• **Given instruction**
Every line holding the string "background" should be gathered.

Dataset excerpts
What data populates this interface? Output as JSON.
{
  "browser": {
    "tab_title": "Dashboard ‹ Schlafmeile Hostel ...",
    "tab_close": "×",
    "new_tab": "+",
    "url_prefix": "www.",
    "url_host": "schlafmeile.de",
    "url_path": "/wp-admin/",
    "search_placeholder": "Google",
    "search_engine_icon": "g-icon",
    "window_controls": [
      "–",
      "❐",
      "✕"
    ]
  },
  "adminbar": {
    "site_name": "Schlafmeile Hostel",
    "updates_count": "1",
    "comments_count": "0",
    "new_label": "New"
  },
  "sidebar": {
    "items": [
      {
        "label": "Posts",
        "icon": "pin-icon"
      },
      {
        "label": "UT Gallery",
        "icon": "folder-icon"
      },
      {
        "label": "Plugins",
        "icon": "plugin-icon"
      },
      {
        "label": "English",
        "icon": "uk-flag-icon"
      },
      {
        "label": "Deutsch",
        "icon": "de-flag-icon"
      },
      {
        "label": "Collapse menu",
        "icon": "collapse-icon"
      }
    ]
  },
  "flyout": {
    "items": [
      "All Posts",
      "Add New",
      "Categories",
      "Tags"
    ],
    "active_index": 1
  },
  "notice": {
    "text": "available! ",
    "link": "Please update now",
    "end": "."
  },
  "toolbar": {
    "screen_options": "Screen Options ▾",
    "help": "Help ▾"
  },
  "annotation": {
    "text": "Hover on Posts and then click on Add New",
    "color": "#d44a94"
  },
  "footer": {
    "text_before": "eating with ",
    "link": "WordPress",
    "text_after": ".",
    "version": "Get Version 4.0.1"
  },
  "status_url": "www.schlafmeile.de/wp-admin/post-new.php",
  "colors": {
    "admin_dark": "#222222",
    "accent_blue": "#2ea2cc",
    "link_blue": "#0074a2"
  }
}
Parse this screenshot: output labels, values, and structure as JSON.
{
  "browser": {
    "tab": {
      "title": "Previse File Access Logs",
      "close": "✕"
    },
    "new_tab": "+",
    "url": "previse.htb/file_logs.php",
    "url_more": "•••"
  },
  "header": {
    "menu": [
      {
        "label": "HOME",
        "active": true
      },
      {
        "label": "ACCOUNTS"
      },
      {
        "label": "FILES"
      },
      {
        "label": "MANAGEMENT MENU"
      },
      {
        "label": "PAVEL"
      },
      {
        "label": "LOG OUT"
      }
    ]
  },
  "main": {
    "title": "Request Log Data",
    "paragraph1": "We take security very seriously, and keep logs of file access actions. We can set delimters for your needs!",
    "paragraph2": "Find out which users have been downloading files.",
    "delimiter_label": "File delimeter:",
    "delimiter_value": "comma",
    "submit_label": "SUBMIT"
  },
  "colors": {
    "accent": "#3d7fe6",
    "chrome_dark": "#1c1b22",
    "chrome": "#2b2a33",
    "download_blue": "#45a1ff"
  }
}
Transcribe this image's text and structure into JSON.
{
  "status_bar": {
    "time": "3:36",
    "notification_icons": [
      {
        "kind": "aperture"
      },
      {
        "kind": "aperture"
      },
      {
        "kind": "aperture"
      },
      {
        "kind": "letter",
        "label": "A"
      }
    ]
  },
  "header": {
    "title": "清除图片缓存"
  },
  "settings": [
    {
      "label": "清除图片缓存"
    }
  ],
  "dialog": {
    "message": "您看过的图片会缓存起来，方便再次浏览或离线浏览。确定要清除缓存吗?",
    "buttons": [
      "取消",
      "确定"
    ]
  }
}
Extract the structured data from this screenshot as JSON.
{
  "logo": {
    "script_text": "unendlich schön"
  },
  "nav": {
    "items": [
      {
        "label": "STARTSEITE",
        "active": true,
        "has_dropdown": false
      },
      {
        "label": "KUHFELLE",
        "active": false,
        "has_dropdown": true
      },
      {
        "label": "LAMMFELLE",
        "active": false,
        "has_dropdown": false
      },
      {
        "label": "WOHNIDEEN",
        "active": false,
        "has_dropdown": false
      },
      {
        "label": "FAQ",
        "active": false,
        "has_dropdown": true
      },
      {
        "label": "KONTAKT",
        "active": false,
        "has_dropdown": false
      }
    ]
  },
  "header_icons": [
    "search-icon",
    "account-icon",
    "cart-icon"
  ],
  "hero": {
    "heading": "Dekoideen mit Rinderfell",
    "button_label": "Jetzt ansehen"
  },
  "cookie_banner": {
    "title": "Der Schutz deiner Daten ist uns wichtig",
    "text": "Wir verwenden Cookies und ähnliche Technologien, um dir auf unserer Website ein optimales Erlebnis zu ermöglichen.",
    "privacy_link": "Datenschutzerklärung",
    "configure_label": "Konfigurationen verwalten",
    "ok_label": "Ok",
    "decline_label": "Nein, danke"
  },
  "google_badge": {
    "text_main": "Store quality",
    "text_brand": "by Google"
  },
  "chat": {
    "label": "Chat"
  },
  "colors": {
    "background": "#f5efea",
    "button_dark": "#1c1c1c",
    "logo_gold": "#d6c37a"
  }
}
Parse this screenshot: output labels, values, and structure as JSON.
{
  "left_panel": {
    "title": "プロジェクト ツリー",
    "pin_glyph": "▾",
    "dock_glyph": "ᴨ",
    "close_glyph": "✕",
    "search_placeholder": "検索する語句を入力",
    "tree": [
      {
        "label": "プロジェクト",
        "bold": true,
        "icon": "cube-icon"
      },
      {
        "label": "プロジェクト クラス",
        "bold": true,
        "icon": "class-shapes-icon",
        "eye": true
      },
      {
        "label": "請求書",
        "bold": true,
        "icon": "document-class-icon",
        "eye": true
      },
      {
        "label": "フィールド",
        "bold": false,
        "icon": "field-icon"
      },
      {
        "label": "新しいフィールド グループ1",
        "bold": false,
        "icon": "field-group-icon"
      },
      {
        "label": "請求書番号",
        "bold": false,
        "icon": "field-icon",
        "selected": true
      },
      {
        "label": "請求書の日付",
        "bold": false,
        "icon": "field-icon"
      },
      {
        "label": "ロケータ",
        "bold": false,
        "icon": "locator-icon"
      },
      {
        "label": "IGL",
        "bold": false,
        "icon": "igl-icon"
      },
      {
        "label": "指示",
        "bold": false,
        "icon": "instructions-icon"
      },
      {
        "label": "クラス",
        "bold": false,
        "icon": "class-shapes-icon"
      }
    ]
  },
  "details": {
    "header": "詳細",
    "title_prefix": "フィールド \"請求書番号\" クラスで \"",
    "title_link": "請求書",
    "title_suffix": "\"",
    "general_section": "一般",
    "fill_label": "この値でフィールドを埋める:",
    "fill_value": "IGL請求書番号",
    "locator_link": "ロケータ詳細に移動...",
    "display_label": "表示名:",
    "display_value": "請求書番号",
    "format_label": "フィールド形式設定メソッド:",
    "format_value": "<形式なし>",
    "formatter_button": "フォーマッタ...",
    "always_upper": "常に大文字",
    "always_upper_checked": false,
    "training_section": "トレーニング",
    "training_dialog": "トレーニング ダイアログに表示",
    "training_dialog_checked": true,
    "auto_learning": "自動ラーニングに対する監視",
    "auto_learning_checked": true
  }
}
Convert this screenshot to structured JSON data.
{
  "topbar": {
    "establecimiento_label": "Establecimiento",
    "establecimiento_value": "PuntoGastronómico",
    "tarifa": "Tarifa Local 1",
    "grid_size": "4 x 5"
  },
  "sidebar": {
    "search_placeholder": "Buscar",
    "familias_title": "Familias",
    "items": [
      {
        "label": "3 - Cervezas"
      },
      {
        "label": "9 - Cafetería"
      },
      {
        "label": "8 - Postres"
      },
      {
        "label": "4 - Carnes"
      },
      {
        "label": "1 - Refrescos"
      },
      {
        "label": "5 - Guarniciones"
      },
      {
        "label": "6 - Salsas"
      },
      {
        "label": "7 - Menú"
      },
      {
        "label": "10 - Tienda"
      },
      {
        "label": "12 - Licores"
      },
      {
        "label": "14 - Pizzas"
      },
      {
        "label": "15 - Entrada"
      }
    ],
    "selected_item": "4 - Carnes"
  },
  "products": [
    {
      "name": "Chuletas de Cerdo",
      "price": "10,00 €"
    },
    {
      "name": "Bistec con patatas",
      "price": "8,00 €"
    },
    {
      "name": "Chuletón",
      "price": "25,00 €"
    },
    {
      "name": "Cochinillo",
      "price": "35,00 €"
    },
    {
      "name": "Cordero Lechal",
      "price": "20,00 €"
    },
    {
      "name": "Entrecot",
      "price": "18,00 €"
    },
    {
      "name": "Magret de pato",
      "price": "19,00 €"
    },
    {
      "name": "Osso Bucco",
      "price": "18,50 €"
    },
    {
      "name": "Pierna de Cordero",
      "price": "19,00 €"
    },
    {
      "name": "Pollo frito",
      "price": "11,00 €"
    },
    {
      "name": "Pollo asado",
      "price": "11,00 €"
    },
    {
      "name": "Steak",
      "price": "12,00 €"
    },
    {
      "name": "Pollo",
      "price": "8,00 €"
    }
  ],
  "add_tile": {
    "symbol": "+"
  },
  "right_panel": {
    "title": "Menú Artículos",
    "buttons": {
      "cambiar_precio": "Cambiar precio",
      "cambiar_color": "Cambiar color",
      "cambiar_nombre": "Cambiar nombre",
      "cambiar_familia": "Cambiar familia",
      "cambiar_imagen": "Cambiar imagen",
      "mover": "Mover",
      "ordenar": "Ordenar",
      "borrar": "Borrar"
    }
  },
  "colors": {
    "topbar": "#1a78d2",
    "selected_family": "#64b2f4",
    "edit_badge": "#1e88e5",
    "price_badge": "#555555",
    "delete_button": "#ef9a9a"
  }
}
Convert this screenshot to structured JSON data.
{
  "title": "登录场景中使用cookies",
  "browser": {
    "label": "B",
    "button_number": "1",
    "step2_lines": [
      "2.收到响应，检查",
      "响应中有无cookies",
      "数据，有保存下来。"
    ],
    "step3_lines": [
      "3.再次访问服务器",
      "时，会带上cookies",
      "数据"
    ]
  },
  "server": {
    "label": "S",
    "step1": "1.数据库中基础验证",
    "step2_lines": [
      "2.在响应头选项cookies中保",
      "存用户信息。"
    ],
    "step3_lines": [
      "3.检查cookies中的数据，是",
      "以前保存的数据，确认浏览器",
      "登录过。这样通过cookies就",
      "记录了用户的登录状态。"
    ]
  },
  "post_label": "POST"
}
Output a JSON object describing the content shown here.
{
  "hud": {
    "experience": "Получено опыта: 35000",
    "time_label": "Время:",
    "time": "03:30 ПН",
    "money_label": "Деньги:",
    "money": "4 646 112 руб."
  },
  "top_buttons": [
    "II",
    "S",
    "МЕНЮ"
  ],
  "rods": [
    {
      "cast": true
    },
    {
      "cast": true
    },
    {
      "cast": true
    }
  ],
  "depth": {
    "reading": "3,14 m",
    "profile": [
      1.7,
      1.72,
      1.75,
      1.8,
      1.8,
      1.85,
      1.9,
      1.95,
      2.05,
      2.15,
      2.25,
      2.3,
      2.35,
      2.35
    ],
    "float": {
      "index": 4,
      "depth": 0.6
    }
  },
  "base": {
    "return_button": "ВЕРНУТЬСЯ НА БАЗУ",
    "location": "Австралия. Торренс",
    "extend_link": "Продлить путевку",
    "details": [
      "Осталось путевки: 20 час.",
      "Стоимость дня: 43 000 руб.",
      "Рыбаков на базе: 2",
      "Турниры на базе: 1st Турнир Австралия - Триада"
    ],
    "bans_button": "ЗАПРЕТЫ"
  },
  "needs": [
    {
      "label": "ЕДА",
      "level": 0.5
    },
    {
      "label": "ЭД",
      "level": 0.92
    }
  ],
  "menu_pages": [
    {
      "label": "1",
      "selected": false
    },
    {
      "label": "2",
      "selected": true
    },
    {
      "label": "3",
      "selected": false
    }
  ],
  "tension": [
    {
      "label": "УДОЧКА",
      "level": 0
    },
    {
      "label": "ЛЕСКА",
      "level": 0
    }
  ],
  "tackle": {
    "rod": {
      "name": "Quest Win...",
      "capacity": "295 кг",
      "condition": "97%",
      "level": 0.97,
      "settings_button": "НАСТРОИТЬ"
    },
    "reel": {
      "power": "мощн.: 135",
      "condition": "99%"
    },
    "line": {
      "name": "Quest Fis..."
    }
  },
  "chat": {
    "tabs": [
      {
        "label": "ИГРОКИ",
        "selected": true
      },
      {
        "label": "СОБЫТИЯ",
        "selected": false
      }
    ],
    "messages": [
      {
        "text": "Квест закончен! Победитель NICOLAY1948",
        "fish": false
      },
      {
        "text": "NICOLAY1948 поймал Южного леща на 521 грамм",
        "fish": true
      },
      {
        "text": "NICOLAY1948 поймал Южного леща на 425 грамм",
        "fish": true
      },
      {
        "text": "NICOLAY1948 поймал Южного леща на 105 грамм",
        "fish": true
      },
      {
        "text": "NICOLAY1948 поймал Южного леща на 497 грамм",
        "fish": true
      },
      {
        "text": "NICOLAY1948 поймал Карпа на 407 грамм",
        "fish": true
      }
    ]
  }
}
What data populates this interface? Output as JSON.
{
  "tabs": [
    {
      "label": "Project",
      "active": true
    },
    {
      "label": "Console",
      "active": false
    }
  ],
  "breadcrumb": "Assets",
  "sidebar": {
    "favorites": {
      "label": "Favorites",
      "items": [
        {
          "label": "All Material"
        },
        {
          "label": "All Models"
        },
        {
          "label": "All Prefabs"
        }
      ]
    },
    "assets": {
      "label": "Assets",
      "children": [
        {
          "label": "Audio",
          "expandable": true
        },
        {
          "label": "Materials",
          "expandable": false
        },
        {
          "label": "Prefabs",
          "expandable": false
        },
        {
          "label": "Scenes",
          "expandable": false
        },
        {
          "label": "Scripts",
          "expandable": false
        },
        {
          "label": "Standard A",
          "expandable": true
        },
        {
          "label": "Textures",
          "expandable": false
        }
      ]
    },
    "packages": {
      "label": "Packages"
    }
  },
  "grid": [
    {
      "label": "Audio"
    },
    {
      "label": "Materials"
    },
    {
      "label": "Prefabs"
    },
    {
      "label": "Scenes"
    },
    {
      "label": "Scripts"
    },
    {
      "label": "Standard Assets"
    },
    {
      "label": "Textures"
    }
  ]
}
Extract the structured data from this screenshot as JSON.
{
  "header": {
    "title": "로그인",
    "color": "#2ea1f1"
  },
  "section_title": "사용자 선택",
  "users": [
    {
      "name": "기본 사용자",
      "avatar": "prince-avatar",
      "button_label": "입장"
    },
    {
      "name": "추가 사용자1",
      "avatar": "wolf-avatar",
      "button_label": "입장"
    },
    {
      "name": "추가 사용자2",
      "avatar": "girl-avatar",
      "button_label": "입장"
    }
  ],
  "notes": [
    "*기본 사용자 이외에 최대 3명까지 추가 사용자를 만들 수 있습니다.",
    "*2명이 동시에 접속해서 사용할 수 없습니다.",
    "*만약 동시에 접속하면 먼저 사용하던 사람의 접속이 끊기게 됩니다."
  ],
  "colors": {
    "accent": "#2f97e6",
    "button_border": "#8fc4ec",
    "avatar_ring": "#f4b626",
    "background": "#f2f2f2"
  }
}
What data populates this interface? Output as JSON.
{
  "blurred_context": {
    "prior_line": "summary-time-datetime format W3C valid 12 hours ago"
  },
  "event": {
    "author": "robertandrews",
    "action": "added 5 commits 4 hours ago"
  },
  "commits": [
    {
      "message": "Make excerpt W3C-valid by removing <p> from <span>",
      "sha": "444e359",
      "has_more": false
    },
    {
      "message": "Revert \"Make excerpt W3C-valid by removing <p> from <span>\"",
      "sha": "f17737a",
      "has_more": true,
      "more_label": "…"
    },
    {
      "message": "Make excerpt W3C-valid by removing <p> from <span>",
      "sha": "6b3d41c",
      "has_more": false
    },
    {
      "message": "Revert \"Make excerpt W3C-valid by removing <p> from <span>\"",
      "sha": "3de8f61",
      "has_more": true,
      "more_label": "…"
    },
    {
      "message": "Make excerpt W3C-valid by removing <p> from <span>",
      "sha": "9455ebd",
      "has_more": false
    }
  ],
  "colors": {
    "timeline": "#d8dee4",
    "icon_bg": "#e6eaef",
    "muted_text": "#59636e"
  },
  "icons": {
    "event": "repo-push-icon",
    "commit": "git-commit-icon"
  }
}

• **The solution**
    "background": "#f5efea",
    "background": "#f2f2f2"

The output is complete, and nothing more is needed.